Records from a collection

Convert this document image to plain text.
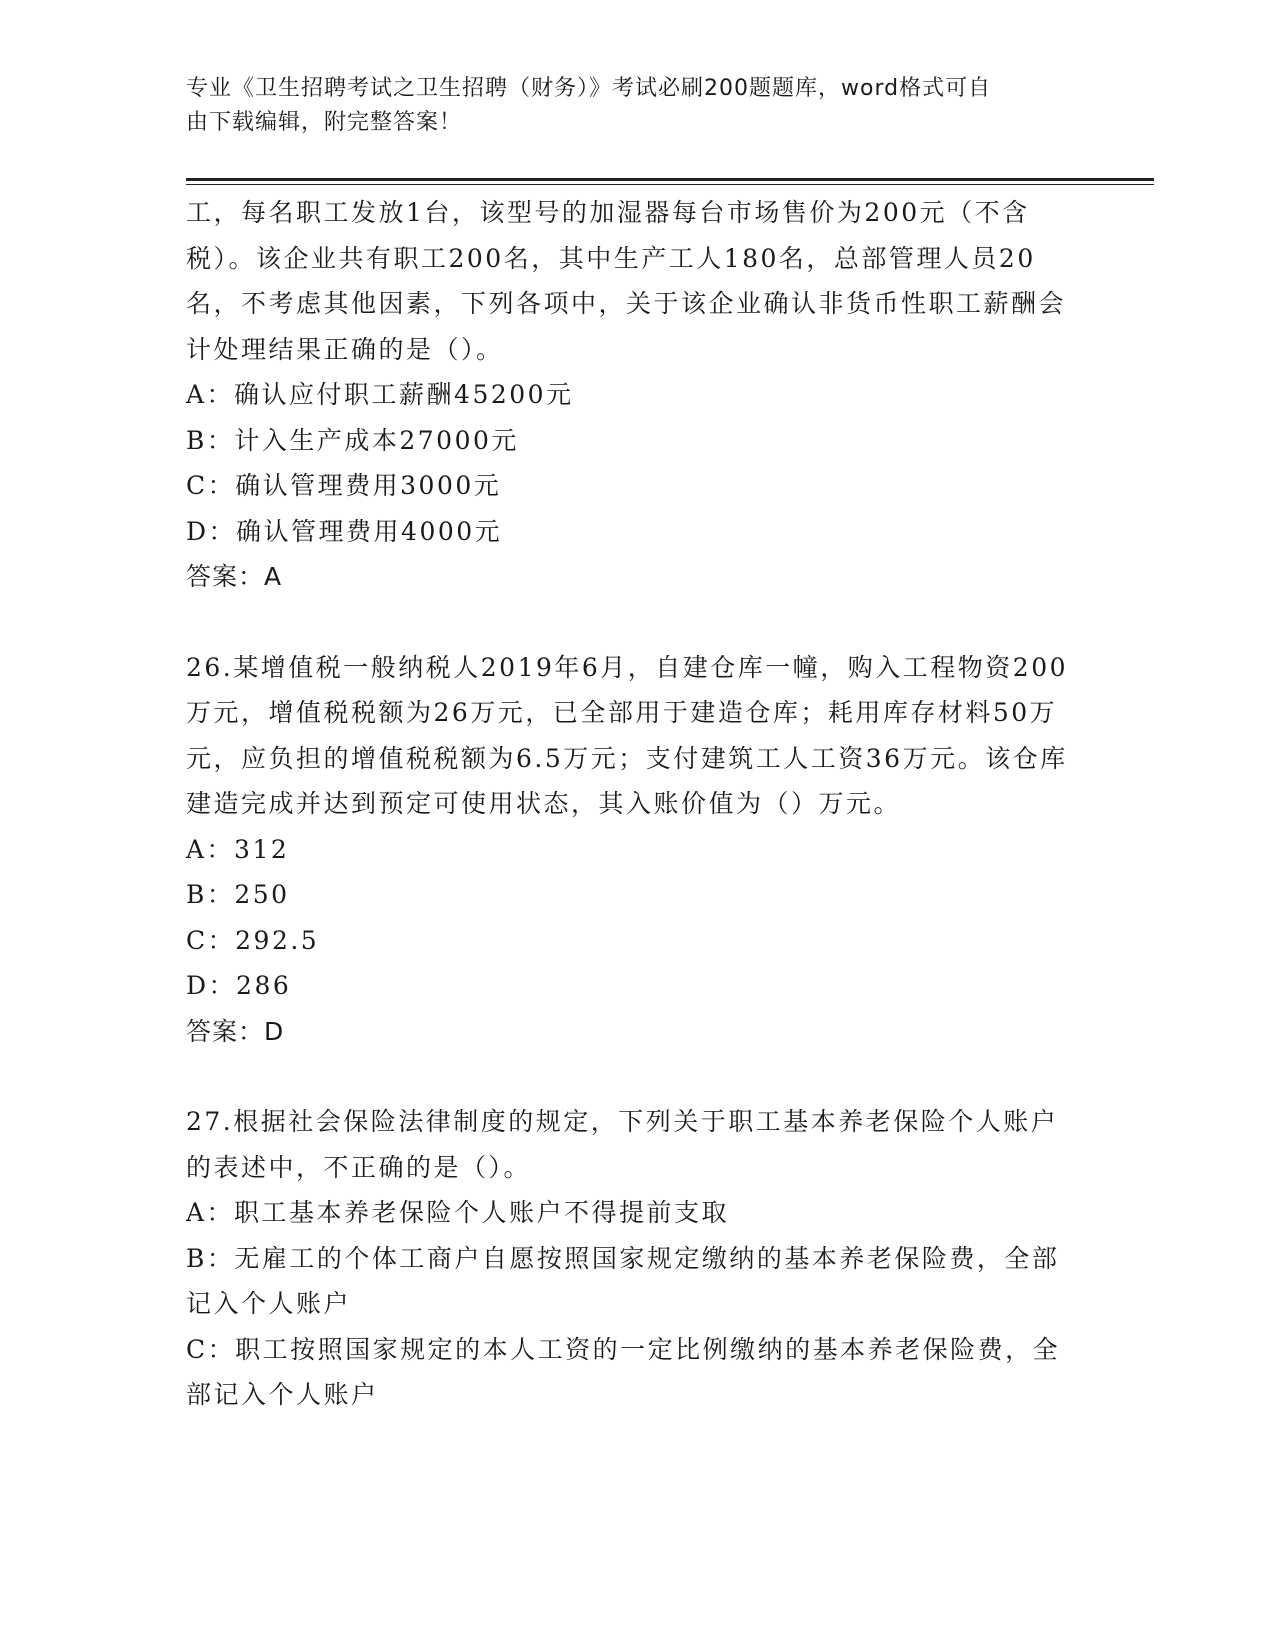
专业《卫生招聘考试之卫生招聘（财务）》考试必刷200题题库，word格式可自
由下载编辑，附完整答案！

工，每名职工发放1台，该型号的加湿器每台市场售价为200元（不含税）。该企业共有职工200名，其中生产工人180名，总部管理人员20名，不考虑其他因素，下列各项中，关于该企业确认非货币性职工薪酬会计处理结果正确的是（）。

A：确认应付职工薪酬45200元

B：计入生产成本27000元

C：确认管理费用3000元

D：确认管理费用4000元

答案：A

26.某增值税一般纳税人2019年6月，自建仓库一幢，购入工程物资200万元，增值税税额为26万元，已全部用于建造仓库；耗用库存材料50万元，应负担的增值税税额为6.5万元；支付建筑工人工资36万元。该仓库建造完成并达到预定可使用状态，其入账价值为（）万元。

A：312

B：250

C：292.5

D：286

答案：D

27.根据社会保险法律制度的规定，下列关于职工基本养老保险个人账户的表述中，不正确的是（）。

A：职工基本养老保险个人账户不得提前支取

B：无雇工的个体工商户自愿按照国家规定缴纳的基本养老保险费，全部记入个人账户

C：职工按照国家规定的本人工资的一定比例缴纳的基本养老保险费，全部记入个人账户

## [Work required]
Every line is to be duplicated exactly, though pictures stay out.

## [Solution]
Convert this document image to plain text.
专业《卫生招聘考试之卫生招聘（财务）》考试必刷200题题库，word格式可自
由下载编辑，附完整答案！

工，每名职工发放1台，该型号的加湿器每台市场售价为200元（不含税）。该企业共有职工200名，其中生产工人180名，总部管理人员20名，不考虑其他因素，下列各项中，关于该企业确认非货币性职工薪酬会计处理结果正确的是（）。

A：确认应付职工薪酬45200元

B：计入生产成本27000元

C：确认管理费用3000元

D：确认管理费用4000元

答案：A

26.某增值税一般纳税人2019年6月，自建仓库一幢，购入工程物资200万元，增值税税额为26万元，已全部用于建造仓库；耗用库存材料50万元，应负担的增值税税额为6.5万元；支付建筑工人工资36万元。该仓库建造完成并达到预定可使用状态，其入账价值为（）万元。

A：312

B：250

C：292.5

D：286

答案：D

27.根据社会保险法律制度的规定，下列关于职工基本养老保险个人账户的表述中，不正确的是（）。

A：职工基本养老保险个人账户不得提前支取

B：无雇工的个体工商户自愿按照国家规定缴纳的基本养老保险费，全部记入个人账户

C：职工按照国家规定的本人工资的一定比例缴纳的基本养老保险费，全部记入个人账户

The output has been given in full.